◆ Dataset extract
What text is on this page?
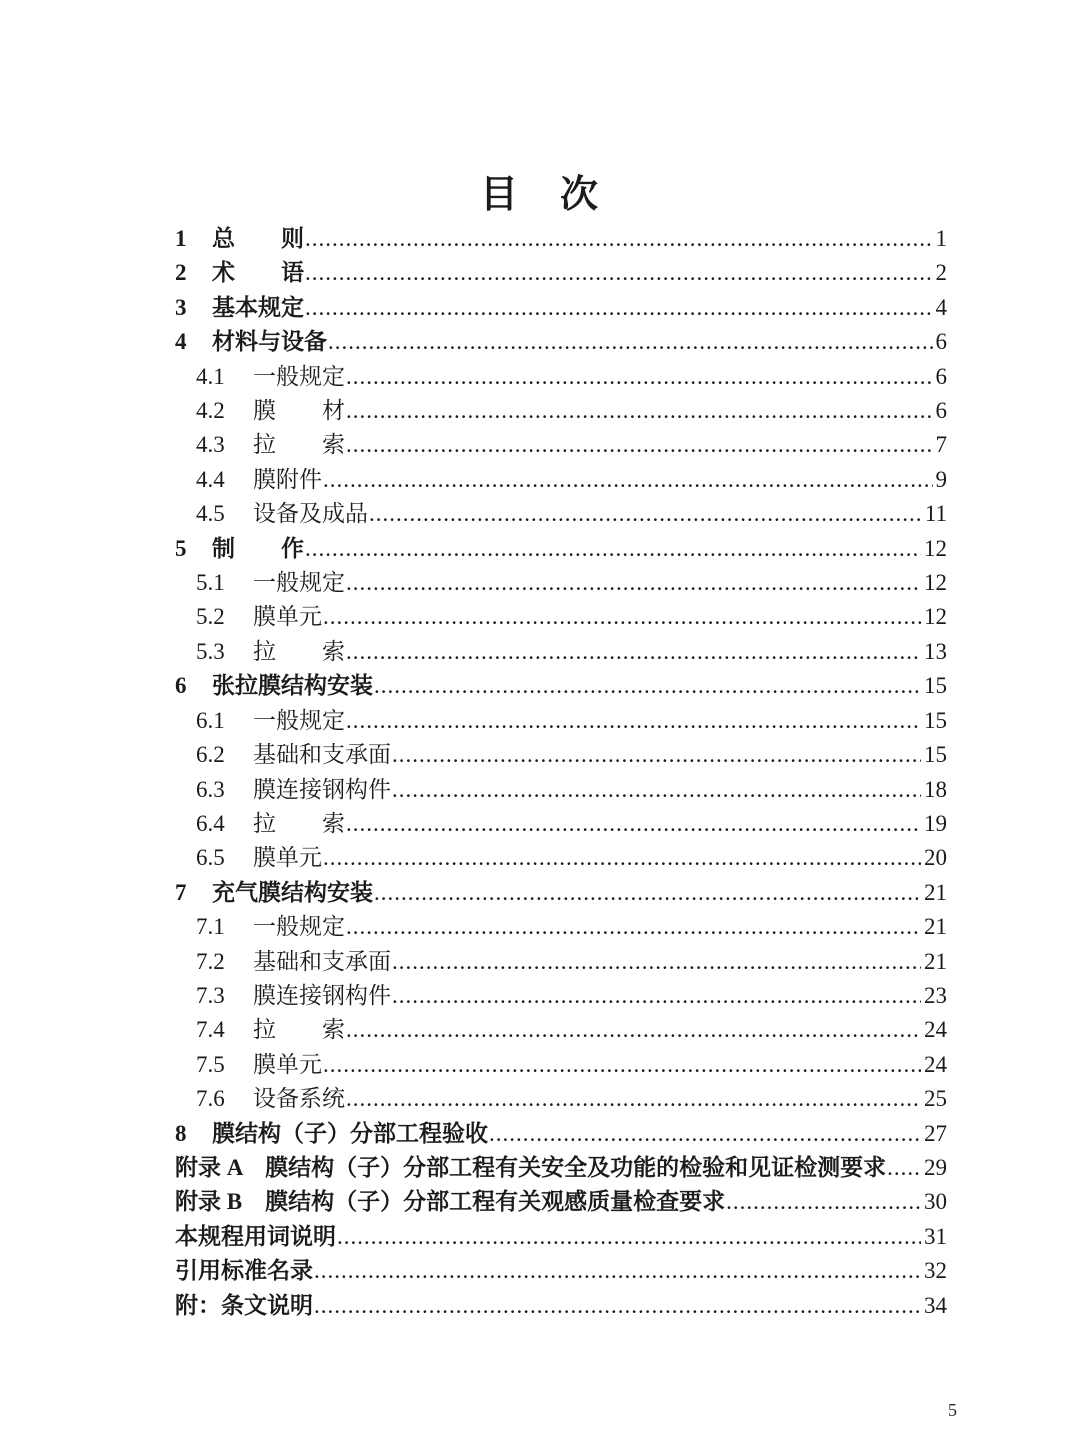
目　次
1	总　　则 .....	1
2	术　　语 .....	2
3	基本规定 .....	4
4	材料与设备 .....	6
4.1	一般规定 .....	6
4.2	膜　　材 .....	6
4.3	拉　　索 .....	7
4.4	膜附件 .....	9
4.5	设备及成品 .....	11
5	制　　作 .....	12
5.1	一般规定 .....	12
5.2	膜单元 .....	12
5.3	拉　　索 .....	13
6	张拉膜结构安装 .....	15
6.1	一般规定 .....	15
6.2	基础和支承面 .....	15
6.3	膜连接钢构件 .....	18
6.4	拉　　索 .....	19
6.5	膜单元 .....	20
7	充气膜结构安装 .....	21
7.1	一般规定 .....	21
7.2	基础和支承面 .....	21
7.3	膜连接钢构件 .....	23
7.4	拉　　索 .....	24
7.5	膜单元 .....	24
7.6	设备系统 .....	25
8	膜结构（子）分部工程验收 .....	27
附录 A　膜结构（子）分部工程有关安全及功能的检验和见证检测要求 ..... 29
附录 B　膜结构（子）分部工程有关观感质量检查要求 .....	30
本规程用词说明 .....	31
引用标准名录 .....	32
附：条文说明 .....	34
5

◆ Direction
Restate the entire listing word for word, excluding pictures.

◆ Response for this exercise
What text is on this page?
目　次
1	总　　则 .....	1
2	术　　语 .....	2
3	基本规定 .....	4
4	材料与设备 .....	6
4.1	一般规定 .....	6
4.2	膜　　材 .....	6
4.3	拉　　索 .....	7
4.4	膜附件 .....	9
4.5	设备及成品 .....	11
5	制　　作 .....	12
5.1	一般规定 .....	12
5.2	膜单元 .....	12
5.3	拉　　索 .....	13
6	张拉膜结构安装 .....	15
6.1	一般规定 .....	15
6.2	基础和支承面 .....	15
6.3	膜连接钢构件 .....	18
6.4	拉　　索 .....	19
6.5	膜单元 .....	20
7	充气膜结构安装 .....	21
7.1	一般规定 .....	21
7.2	基础和支承面 .....	21
7.3	膜连接钢构件 .....	23
7.4	拉　　索 .....	24
7.5	膜单元 .....	24
7.6	设备系统 .....	25
8	膜结构（子）分部工程验收 .....	27
附录 A　膜结构（子）分部工程有关安全及功能的检验和见证检测要求 ..... 29
附录 B　膜结构（子）分部工程有关观感质量检查要求 .....	30
本规程用词说明 .....	31
引用标准名录 .....	32
附：条文说明 .....	34
5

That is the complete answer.